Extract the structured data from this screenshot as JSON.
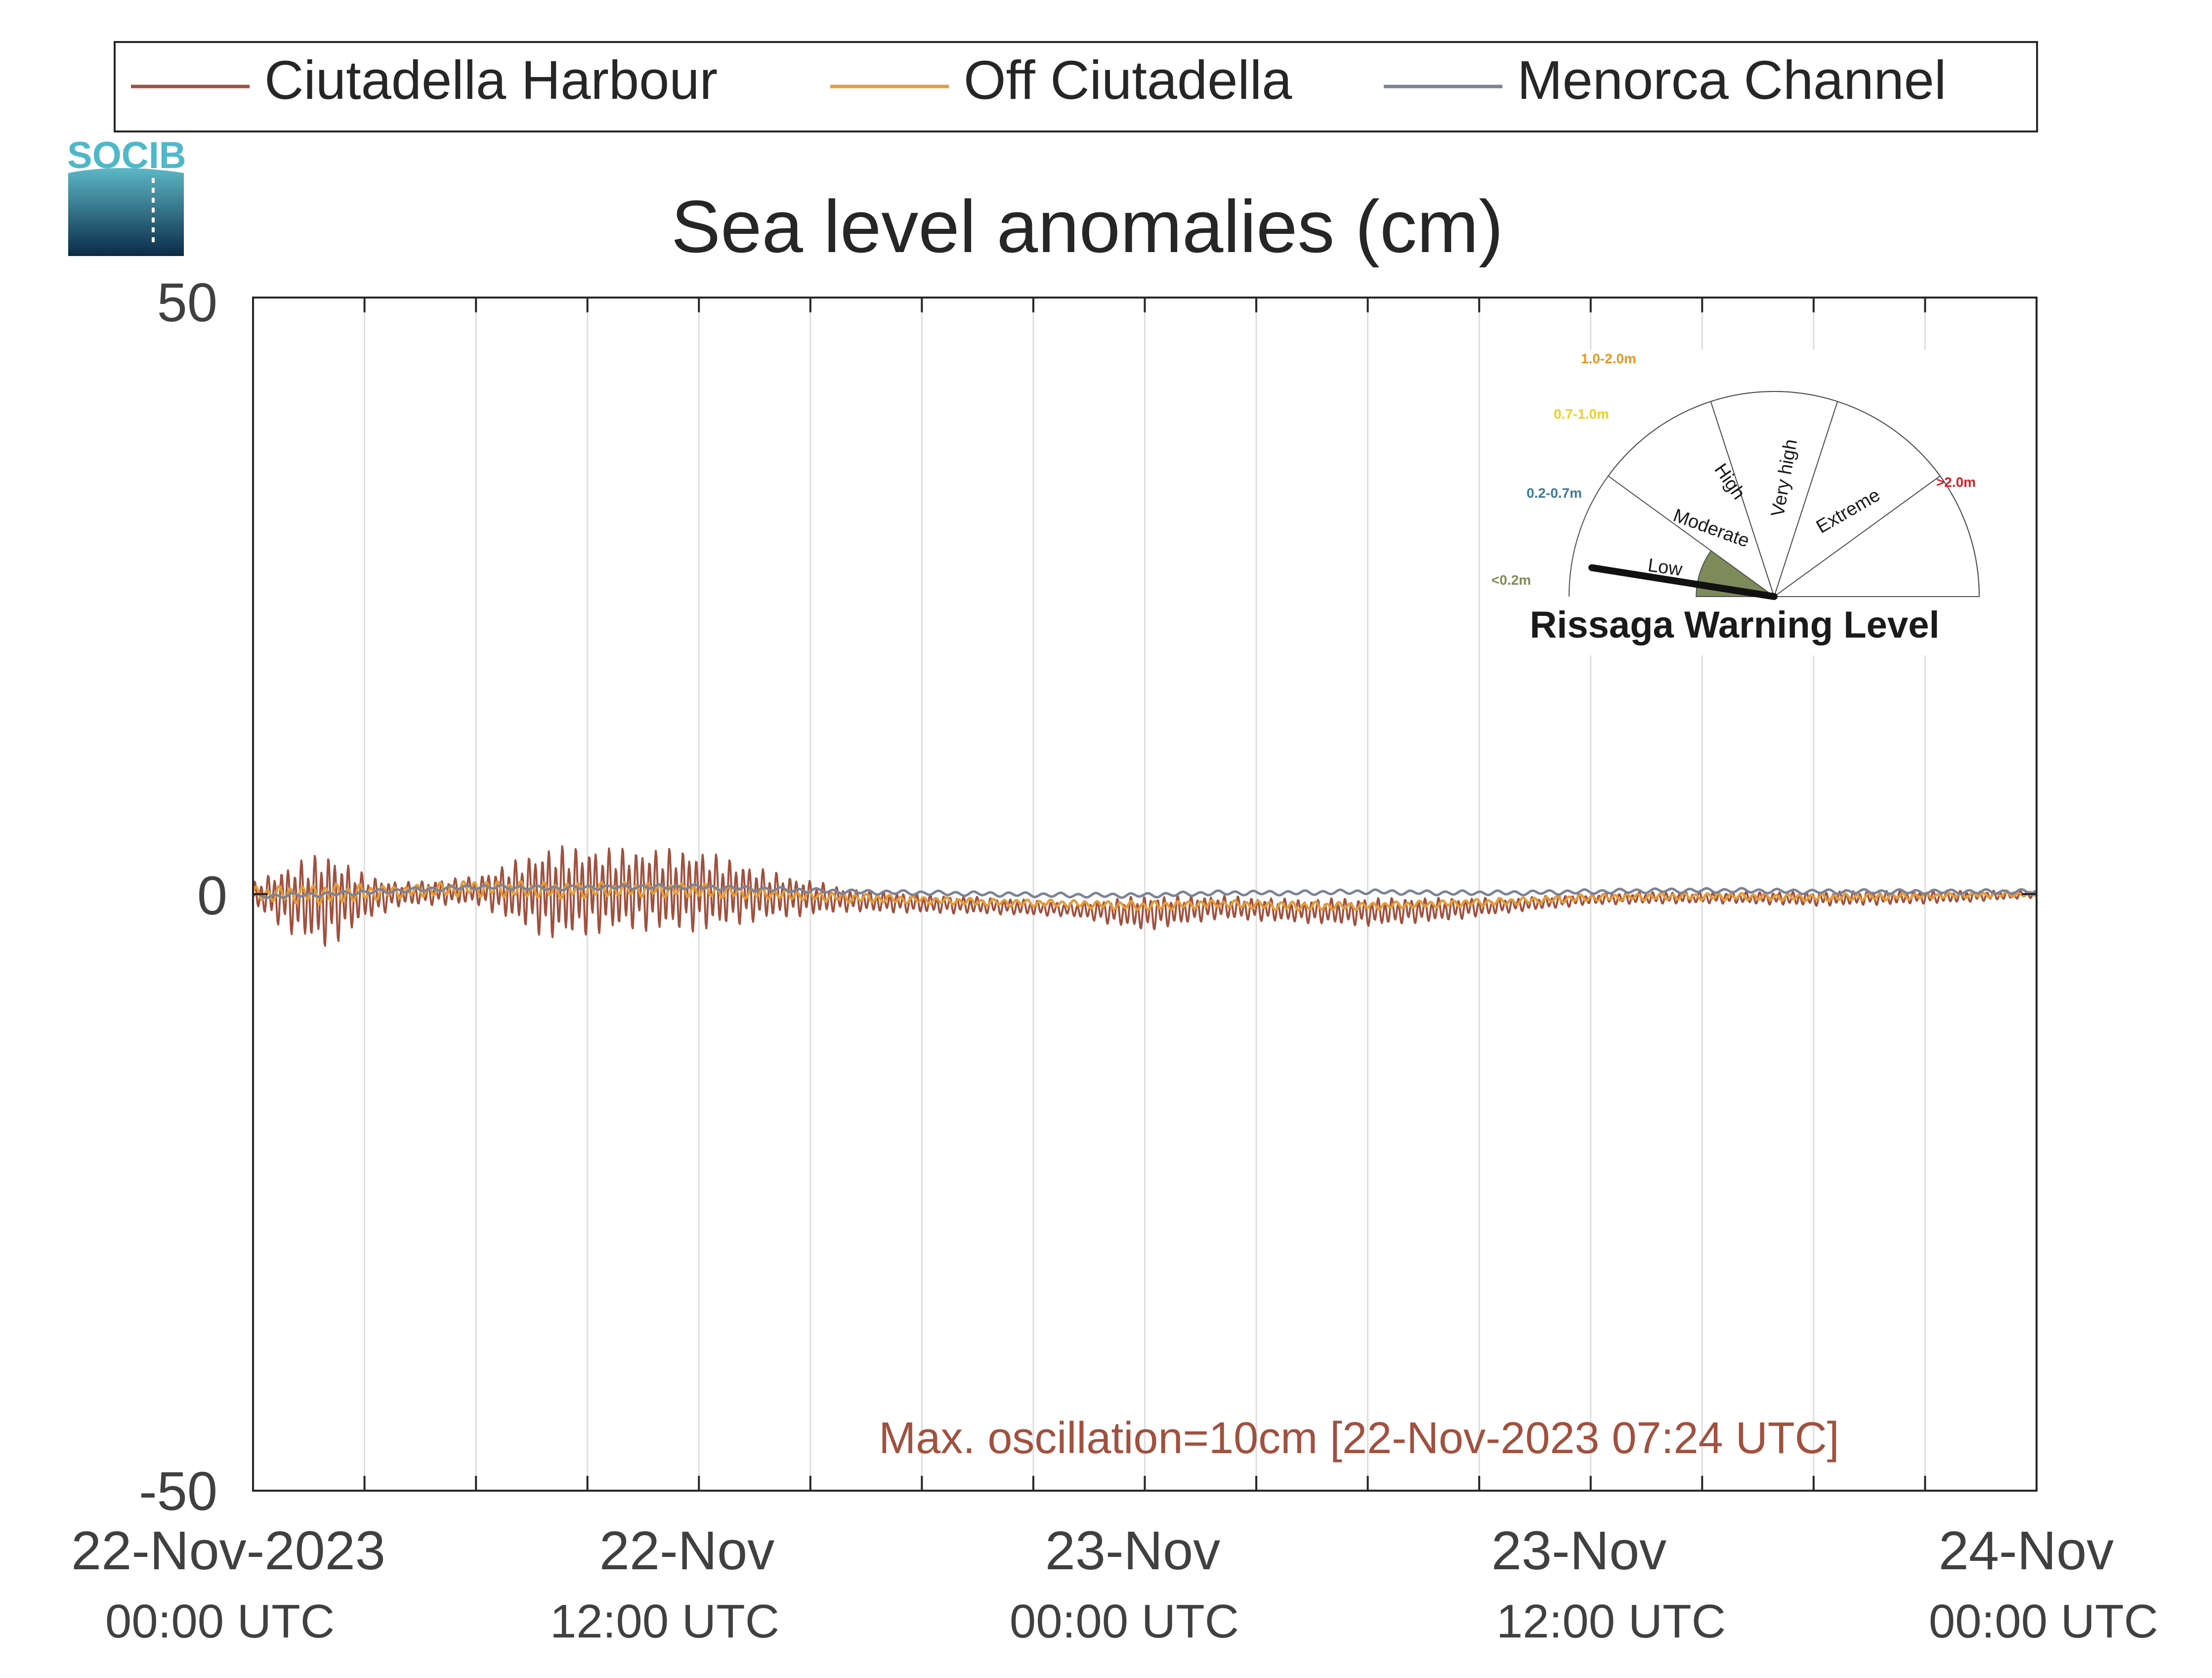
{
  "legend": {
    "items": [
      {
        "label": "Ciutadella Harbour",
        "color": "#a0513f"
      },
      {
        "label": "Off Ciutadella",
        "color": "#e39c3a"
      },
      {
        "label": "Menorca Channel",
        "color": "#7d8396"
      }
    ]
  },
  "logo": {
    "text": "SOCIB",
    "color": "#4fb8c8"
  },
  "chart_data": {
    "type": "line",
    "title": "Sea level anomalies (cm)",
    "xlabel": "",
    "ylabel": "",
    "xlim": [
      "2023-11-22 00:00",
      "2023-11-24 00:00"
    ],
    "ylim": [
      -50,
      50
    ],
    "yticks": [
      -50,
      0,
      50
    ],
    "grid": "vertical",
    "legend_position": "top",
    "x_major_ticks": [
      {
        "date": "22-Nov-2023",
        "time": "00:00 UTC"
      },
      {
        "date": "22-Nov",
        "time": "12:00 UTC"
      },
      {
        "date": "23-Nov",
        "time": "00:00 UTC"
      },
      {
        "date": "23-Nov",
        "time": "12:00 UTC"
      },
      {
        "date": "24-Nov",
        "time": "00:00 UTC"
      }
    ],
    "x_minor_tick_hours": [
      3,
      6,
      9,
      12,
      15,
      18,
      21,
      24,
      27,
      30,
      33,
      36,
      39,
      42,
      45
    ],
    "series": [
      {
        "name": "Ciutadella Harbour",
        "color": "#a0513f",
        "hours": [
          0,
          1,
          2,
          3,
          4,
          6,
          8,
          10,
          12,
          14,
          16,
          18,
          20,
          22,
          24,
          26,
          28,
          30,
          32,
          34,
          36,
          38,
          40,
          42,
          44,
          46,
          48
        ],
        "mean": [
          0,
          -0.4,
          -0.5,
          -0.3,
          0,
          0.3,
          0.1,
          0.4,
          0.3,
          -0.1,
          -0.5,
          -0.8,
          -1.0,
          -1.3,
          -1.6,
          -1.1,
          -1.4,
          -1.5,
          -1.3,
          -0.9,
          -0.4,
          -0.3,
          -0.3,
          -0.4,
          -0.3,
          -0.2,
          0
        ],
        "amplitude": [
          1.0,
          3.0,
          4.2,
          2.0,
          1.0,
          1.2,
          4.0,
          3.5,
          3.5,
          2.0,
          1.0,
          0.8,
          0.7,
          0.6,
          1.5,
          1.0,
          1.0,
          1.2,
          1.0,
          0.6,
          0.5,
          0.5,
          0.5,
          0.6,
          0.6,
          0.5,
          0.3
        ]
      },
      {
        "name": "Off Ciutadella",
        "color": "#e39c3a",
        "hours": [
          0,
          2,
          4,
          6,
          8,
          10,
          12,
          14,
          16,
          18,
          20,
          22,
          24,
          26,
          28,
          30,
          32,
          34,
          36,
          38,
          40,
          42,
          44,
          46,
          48
        ],
        "mean": [
          0,
          0,
          0.2,
          0.5,
          0.3,
          0.4,
          0.3,
          0,
          -0.3,
          -0.5,
          -0.7,
          -0.8,
          -1.0,
          -0.8,
          -1.0,
          -1.0,
          -0.8,
          -0.6,
          -0.3,
          -0.2,
          -0.2,
          -0.3,
          -0.2,
          -0.1,
          0
        ],
        "amplitude": [
          0.6,
          0.9,
          0.5,
          0.7,
          0.7,
          0.6,
          0.6,
          0.4,
          0.4,
          0.3,
          0.3,
          0.3,
          0.4,
          0.3,
          0.4,
          0.3,
          0.3,
          0.3,
          0.3,
          0.3,
          0.3,
          0.3,
          0.3,
          0.2,
          0.2
        ]
      },
      {
        "name": "Menorca Channel",
        "color": "#7d8396",
        "hours": [
          0,
          2,
          4,
          6,
          8,
          10,
          12,
          14,
          16,
          18,
          20,
          22,
          24,
          26,
          28,
          30,
          32,
          34,
          36,
          38,
          40,
          42,
          44,
          46,
          48
        ],
        "mean": [
          -0.2,
          0,
          0.3,
          0.6,
          0.5,
          0.6,
          0.6,
          0.4,
          0.2,
          0.1,
          0,
          -0.1,
          -0.1,
          0.1,
          0.1,
          0.2,
          0.1,
          0.1,
          0.2,
          0.3,
          0.3,
          0.2,
          0.2,
          0.2,
          0.2
        ],
        "amplitude": [
          0.2,
          0.2,
          0.2,
          0.2,
          0.2,
          0.2,
          0.2,
          0.2,
          0.2,
          0.2,
          0.2,
          0.2,
          0.2,
          0.2,
          0.2,
          0.2,
          0.2,
          0.2,
          0.2,
          0.2,
          0.2,
          0.2,
          0.2,
          0.2,
          0.2
        ]
      }
    ],
    "annotation": {
      "text": "Max. oscillation=10cm [22-Nov-2023 07:24 UTC]",
      "color": "#a0513f"
    }
  },
  "gauge": {
    "title": "Rissaga Warning Level",
    "current_level": "Low",
    "needle_fraction": 0.05,
    "segments": [
      {
        "label": "Low",
        "range": "<0.2m",
        "range_color": "#7d8a5a",
        "fill": "#7d8a5a"
      },
      {
        "label": "Moderate",
        "range": "0.2-0.7m",
        "range_color": "#3d7a99",
        "fill": "#ffffff"
      },
      {
        "label": "High",
        "range": "0.7-1.0m",
        "range_color": "#f0d020",
        "fill": "#ffffff"
      },
      {
        "label": "Very high",
        "range": "1.0-2.0m",
        "range_color": "#e8961e",
        "fill": "#ffffff"
      },
      {
        "label": "Extreme",
        "range": ">2.0m",
        "range_color": "#d81e1e",
        "fill": "#ffffff"
      }
    ]
  }
}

### What needs to be done:
Select and copy every line from the records that includes the word "name".

### Response to the task:
        "name": "Ciutadella Harbour",
        "name": "Off Ciutadella",
        "name": "Menorca Channel",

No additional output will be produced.